### The exercise:
Go through the entries below and copy each line containing the word "субсидий".

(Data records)

+ + + + + + +

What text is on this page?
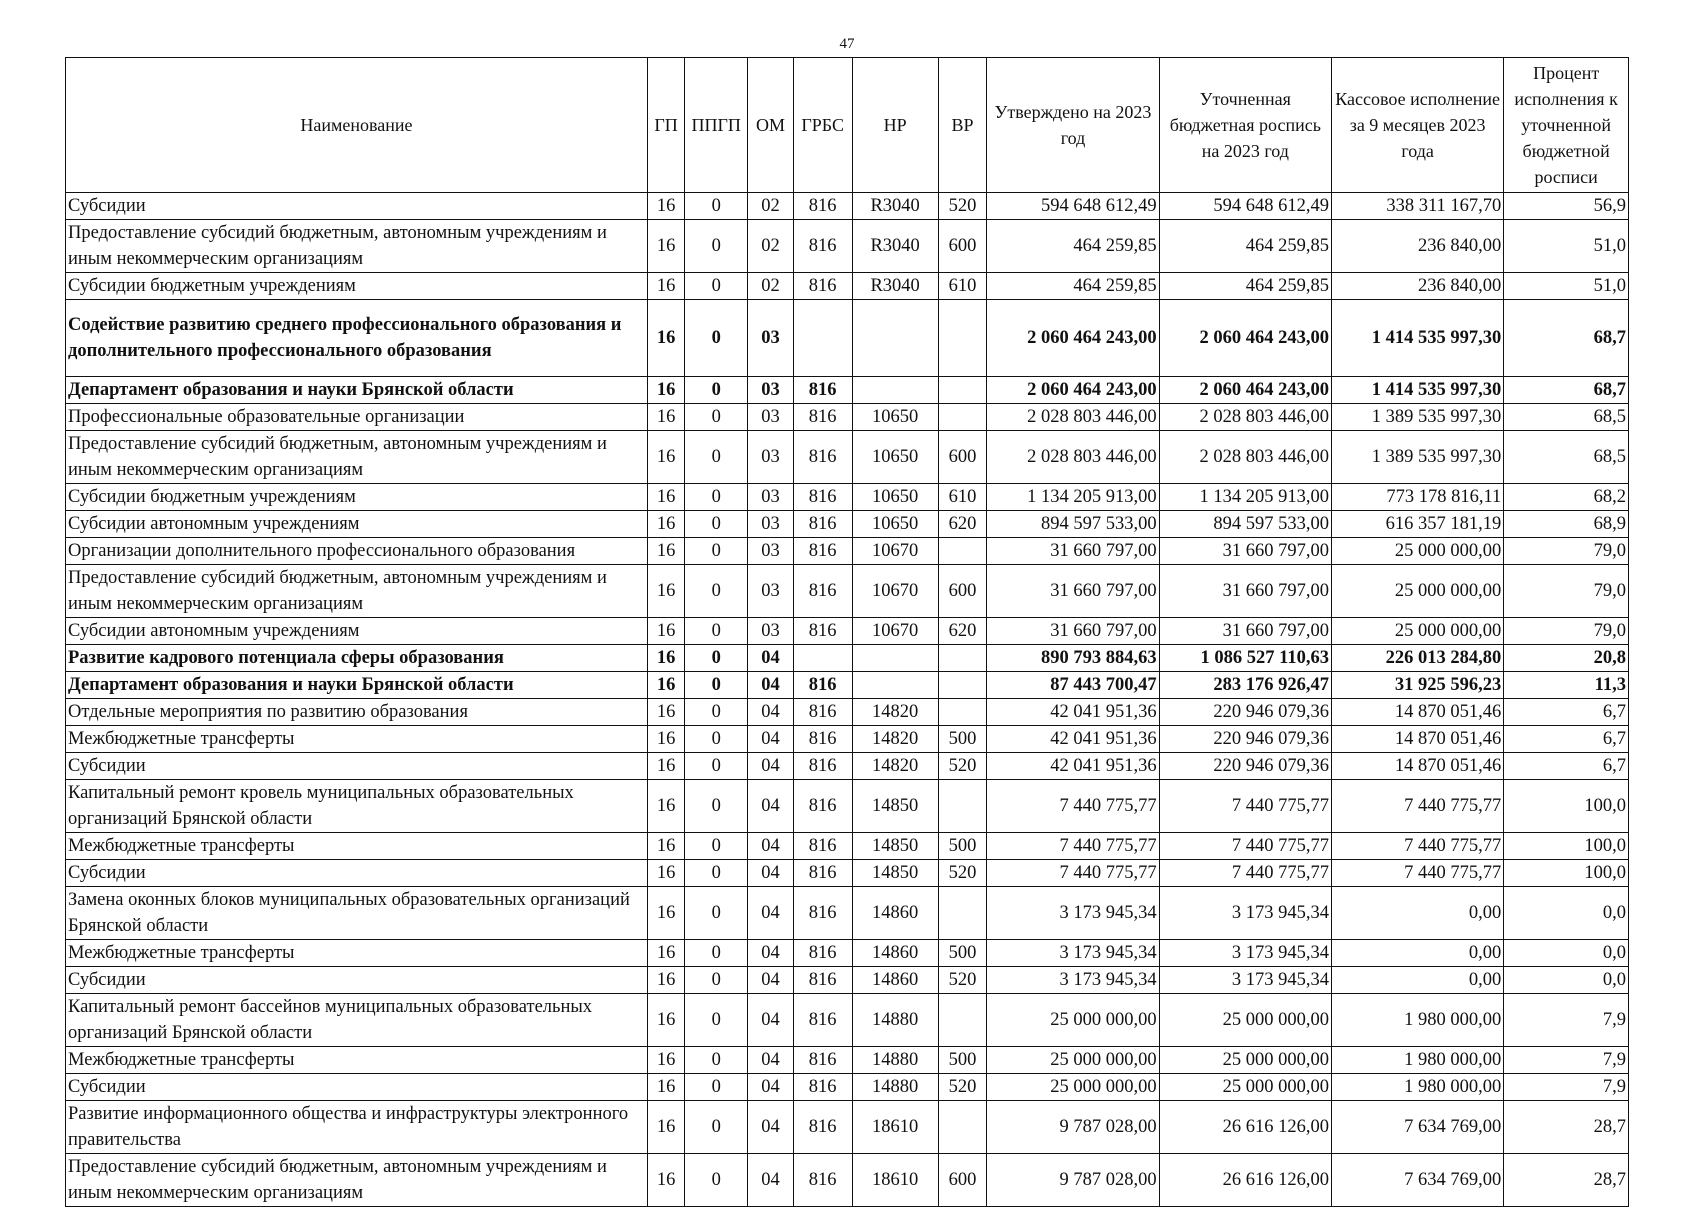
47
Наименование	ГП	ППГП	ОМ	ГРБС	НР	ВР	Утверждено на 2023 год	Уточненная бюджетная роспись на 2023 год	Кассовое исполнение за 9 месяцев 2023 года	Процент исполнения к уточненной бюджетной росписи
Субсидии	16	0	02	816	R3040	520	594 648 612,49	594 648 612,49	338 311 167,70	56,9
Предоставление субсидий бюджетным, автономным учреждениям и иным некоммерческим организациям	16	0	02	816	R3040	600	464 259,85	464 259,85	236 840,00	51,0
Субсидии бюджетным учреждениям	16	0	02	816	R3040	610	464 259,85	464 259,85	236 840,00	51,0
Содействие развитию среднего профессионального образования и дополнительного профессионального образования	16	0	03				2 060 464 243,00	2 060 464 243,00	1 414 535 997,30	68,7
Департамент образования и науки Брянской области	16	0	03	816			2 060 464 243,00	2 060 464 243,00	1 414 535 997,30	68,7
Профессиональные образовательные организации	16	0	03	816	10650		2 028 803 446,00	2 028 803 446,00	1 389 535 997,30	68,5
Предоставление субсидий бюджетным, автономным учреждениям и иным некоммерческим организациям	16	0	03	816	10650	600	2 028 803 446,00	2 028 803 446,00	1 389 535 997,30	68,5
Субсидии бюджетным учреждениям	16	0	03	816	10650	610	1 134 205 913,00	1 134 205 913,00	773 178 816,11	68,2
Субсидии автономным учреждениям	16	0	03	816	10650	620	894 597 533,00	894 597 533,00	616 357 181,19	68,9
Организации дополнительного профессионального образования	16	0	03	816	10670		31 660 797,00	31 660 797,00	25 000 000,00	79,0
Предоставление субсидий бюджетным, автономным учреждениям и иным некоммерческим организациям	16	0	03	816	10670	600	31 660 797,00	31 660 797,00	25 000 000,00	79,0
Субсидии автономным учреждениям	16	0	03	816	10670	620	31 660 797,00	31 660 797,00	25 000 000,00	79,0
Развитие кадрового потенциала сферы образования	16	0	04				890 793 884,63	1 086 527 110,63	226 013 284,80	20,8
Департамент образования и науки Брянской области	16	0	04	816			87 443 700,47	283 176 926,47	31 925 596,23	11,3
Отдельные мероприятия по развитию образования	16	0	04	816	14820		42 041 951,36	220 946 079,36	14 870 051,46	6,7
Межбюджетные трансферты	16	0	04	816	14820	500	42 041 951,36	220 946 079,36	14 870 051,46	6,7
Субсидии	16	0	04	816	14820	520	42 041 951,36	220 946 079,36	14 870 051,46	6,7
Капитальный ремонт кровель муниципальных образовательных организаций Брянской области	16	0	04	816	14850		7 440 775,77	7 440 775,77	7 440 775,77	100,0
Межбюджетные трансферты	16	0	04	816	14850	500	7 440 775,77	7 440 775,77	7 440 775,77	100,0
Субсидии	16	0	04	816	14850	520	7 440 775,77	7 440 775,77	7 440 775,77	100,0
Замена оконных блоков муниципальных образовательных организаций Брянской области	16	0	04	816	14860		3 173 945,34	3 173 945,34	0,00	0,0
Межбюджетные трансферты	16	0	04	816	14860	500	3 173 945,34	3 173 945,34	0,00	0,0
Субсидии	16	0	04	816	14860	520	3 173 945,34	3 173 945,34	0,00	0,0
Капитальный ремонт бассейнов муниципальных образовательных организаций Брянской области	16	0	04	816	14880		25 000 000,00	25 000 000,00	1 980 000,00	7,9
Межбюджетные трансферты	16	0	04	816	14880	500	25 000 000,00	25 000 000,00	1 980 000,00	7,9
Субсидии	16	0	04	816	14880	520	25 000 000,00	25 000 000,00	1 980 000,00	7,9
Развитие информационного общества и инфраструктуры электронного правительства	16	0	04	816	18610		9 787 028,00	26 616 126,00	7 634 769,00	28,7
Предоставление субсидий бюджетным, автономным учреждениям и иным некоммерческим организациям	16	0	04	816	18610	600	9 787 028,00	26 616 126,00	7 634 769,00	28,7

+ + + + + + +

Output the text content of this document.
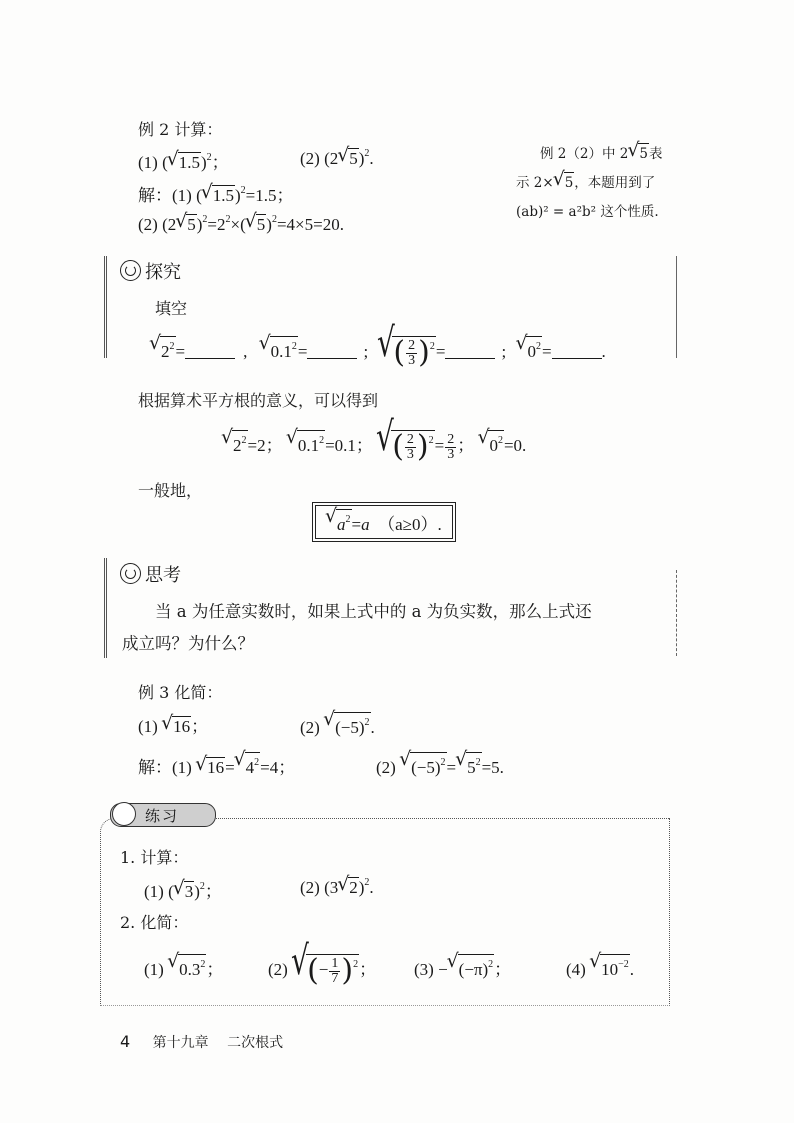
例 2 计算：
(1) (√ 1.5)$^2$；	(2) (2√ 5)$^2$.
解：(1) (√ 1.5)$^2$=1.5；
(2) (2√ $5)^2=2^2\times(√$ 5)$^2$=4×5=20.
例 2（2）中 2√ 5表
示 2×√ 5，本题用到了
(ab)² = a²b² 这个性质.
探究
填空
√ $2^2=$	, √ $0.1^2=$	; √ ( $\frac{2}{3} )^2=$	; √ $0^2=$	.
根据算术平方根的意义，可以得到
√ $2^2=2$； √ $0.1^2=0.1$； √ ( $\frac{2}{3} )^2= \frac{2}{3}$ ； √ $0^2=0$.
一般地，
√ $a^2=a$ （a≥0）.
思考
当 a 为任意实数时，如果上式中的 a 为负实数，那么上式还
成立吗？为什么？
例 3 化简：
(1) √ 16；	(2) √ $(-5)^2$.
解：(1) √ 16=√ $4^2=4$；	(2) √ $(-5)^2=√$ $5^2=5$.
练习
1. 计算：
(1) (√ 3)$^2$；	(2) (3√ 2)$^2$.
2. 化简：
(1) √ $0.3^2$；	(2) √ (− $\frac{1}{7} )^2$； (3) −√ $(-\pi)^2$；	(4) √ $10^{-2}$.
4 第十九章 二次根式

+ + + + + + +

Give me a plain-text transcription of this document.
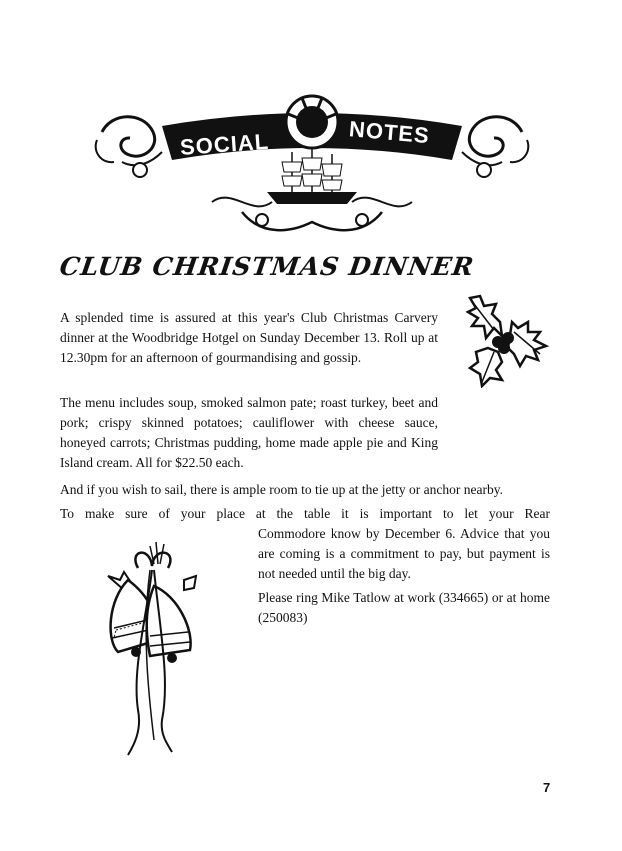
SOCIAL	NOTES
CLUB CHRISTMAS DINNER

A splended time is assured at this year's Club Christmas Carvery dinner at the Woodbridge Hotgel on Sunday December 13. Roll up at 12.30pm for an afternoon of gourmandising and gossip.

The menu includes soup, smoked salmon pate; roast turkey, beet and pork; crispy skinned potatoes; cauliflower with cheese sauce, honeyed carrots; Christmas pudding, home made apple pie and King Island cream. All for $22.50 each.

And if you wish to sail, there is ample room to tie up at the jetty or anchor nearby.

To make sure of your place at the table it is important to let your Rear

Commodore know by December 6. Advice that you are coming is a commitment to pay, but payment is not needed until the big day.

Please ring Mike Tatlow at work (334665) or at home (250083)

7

+ + + + + + +

### Correct answer:
Предоставление субсидий бюджетным, автономным учреждениям и иным некоммерческим организациям	16	0	02	816	R3040	600	464 259,85	464 259,85	236 840,00	51,0
Предоставление субсидий бюджетным, автономным учреждениям и иным некоммерческим организациям	16	0	03	816	10650	600	2 028 803 446,00	2 028 803 446,00	1 389 535 997,30	68,5
Предоставление субсидий бюджетным, автономным учреждениям и иным некоммерческим организациям	16	0	03	816	10670	600	31 660 797,00	31 660 797,00	25 000 000,00	79,0
Предоставление субсидий бюджетным, автономным учреждениям и иным некоммерческим организациям	16	0	04	816	18610	600	9 787 028,00	26 616 126,00	7 634 769,00	28,7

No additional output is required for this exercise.